*TASK INSTRUCTIONS:* Print the records again, character for character.

★ ★ ★ ★ ★ ★ ★

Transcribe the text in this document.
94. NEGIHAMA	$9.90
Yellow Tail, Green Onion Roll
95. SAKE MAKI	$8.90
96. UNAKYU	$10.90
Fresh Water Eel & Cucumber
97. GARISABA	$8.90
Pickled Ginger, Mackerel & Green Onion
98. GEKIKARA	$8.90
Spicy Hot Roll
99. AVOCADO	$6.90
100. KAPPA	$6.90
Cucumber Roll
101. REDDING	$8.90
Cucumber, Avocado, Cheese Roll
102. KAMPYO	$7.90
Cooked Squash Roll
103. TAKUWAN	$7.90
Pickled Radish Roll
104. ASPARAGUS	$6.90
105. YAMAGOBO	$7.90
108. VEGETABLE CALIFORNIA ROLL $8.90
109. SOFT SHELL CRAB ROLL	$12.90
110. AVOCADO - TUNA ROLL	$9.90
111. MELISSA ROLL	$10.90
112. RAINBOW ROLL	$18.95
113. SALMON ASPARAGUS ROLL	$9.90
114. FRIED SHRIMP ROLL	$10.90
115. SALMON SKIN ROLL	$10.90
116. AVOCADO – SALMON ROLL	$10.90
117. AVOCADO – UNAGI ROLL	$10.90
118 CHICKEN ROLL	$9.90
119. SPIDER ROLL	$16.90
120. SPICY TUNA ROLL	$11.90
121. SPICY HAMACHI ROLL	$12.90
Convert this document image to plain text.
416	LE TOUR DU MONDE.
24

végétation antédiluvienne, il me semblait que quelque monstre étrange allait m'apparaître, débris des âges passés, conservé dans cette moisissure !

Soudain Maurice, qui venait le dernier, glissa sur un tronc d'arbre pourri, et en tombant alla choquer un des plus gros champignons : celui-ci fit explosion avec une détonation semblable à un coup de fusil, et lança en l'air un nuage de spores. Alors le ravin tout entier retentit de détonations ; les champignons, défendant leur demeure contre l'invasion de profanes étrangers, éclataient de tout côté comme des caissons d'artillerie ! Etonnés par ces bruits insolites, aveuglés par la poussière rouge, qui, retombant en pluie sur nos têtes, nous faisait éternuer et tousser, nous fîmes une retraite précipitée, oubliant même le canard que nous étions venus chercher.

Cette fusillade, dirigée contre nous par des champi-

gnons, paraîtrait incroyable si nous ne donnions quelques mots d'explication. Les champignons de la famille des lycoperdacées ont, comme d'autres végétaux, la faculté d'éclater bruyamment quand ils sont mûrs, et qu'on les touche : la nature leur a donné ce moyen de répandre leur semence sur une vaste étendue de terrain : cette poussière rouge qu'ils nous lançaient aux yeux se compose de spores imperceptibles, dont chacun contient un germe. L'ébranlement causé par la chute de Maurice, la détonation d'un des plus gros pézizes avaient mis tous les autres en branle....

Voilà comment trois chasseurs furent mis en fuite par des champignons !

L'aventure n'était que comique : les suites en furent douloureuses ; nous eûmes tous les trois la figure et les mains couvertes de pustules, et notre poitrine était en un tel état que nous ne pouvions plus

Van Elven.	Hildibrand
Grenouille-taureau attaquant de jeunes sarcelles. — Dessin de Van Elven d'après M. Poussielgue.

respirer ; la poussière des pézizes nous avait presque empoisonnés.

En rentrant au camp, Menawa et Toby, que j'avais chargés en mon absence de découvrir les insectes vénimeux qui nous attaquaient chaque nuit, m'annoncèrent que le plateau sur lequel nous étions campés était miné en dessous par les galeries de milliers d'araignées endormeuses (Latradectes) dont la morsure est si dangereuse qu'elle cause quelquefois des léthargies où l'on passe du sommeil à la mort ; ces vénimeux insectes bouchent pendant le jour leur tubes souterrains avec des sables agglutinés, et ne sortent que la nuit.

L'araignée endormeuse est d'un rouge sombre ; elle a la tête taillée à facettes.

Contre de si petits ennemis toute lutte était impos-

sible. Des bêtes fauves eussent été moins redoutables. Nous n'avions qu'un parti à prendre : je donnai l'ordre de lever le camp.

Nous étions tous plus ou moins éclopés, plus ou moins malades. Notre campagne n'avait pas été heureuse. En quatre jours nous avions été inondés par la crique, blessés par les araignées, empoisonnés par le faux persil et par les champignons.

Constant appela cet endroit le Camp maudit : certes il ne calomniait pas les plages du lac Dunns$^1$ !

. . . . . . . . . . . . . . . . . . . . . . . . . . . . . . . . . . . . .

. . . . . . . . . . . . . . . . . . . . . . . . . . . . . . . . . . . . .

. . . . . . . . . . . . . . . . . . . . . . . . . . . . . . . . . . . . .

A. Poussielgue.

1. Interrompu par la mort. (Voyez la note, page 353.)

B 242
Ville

★ ★ ★ ★ ★ ★ ★

*PROBLEM SOLUTION:*
Transcribe the text in this document.
94. NEGIHAMA	$9.90
Yellow Tail, Green Onion Roll
95. SAKE MAKI	$8.90
96. UNAKYU	$10.90
Fresh Water Eel & Cucumber
97. GARISABA	$8.90
Pickled Ginger, Mackerel & Green Onion
98. GEKIKARA	$8.90
Spicy Hot Roll
99. AVOCADO	$6.90
100. KAPPA	$6.90
Cucumber Roll
101. REDDING	$8.90
Cucumber, Avocado, Cheese Roll
102. KAMPYO	$7.90
Cooked Squash Roll
103. TAKUWAN	$7.90
Pickled Radish Roll
104. ASPARAGUS	$6.90
105. YAMAGOBO	$7.90
108. VEGETABLE CALIFORNIA ROLL $8.90
109. SOFT SHELL CRAB ROLL	$12.90
110. AVOCADO - TUNA ROLL	$9.90
111. MELISSA ROLL	$10.90
112. RAINBOW ROLL	$18.95
113. SALMON ASPARAGUS ROLL	$9.90
114. FRIED SHRIMP ROLL	$10.90
115. SALMON SKIN ROLL	$10.90
116. AVOCADO – SALMON ROLL	$10.90
117. AVOCADO – UNAGI ROLL	$10.90
118 CHICKEN ROLL	$9.90
119. SPIDER ROLL	$16.90
120. SPICY TUNA ROLL	$11.90
121. SPICY HAMACHI ROLL	$12.90
Convert this document image to plain text.
416	LE TOUR DU MONDE.
24

végétation antédiluvienne, il me semblait que quelque monstre étrange allait m'apparaître, débris des âges passés, conservé dans cette moisissure !

Soudain Maurice, qui venait le dernier, glissa sur un tronc d'arbre pourri, et en tombant alla choquer un des plus gros champignons : celui-ci fit explosion avec une détonation semblable à un coup de fusil, et lança en l'air un nuage de spores. Alors le ravin tout entier retentit de détonations ; les champignons, défendant leur demeure contre l'invasion de profanes étrangers, éclataient de tout côté comme des caissons d'artillerie ! Etonnés par ces bruits insolites, aveuglés par la poussière rouge, qui, retombant en pluie sur nos têtes, nous faisait éternuer et tousser, nous fîmes une retraite précipitée, oubliant même le canard que nous étions venus chercher.

Cette fusillade, dirigée contre nous par des champi-

gnons, paraîtrait incroyable si nous ne donnions quelques mots d'explication. Les champignons de la famille des lycoperdacées ont, comme d'autres végétaux, la faculté d'éclater bruyamment quand ils sont mûrs, et qu'on les touche : la nature leur a donné ce moyen de répandre leur semence sur une vaste étendue de terrain : cette poussière rouge qu'ils nous lançaient aux yeux se compose de spores imperceptibles, dont chacun contient un germe. L'ébranlement causé par la chute de Maurice, la détonation d'un des plus gros pézizes avaient mis tous les autres en branle....

Voilà comment trois chasseurs furent mis en fuite par des champignons !

L'aventure n'était que comique : les suites en furent douloureuses ; nous eûmes tous les trois la figure et les mains couvertes de pustules, et notre poitrine était en un tel état que nous ne pouvions plus

Van Elven.	Hildibrand
Grenouille-taureau attaquant de jeunes sarcelles. — Dessin de Van Elven d'après M. Poussielgue.

respirer ; la poussière des pézizes nous avait presque empoisonnés.

En rentrant au camp, Menawa et Toby, que j'avais chargés en mon absence de découvrir les insectes vénimeux qui nous attaquaient chaque nuit, m'annoncèrent que le plateau sur lequel nous étions campés était miné en dessous par les galeries de milliers d'araignées endormeuses (Latradectes) dont la morsure est si dangereuse qu'elle cause quelquefois des léthargies où l'on passe du sommeil à la mort ; ces vénimeux insectes bouchent pendant le jour leur tubes souterrains avec des sables agglutinés, et ne sortent que la nuit.

L'araignée endormeuse est d'un rouge sombre ; elle a la tête taillée à facettes.

Contre de si petits ennemis toute lutte était impos-

sible. Des bêtes fauves eussent été moins redoutables. Nous n'avions qu'un parti à prendre : je donnai l'ordre de lever le camp.

Nous étions tous plus ou moins éclopés, plus ou moins malades. Notre campagne n'avait pas été heureuse. En quatre jours nous avions été inondés par la crique, blessés par les araignées, empoisonnés par le faux persil et par les champignons.

Constant appela cet endroit le Camp maudit : certes il ne calomniait pas les plages du lac Dunns$^1$ !

. . . . . . . . . . . . . . . . . . . . . . . . . . . . . . . . . . . . .

. . . . . . . . . . . . . . . . . . . . . . . . . . . . . . . . . . . . .

. . . . . . . . . . . . . . . . . . . . . . . . . . . . . . . . . . . . .

A. Poussielgue.

1. Interrompu par la mort. (Voyez la note, page 353.)

B 242
Ville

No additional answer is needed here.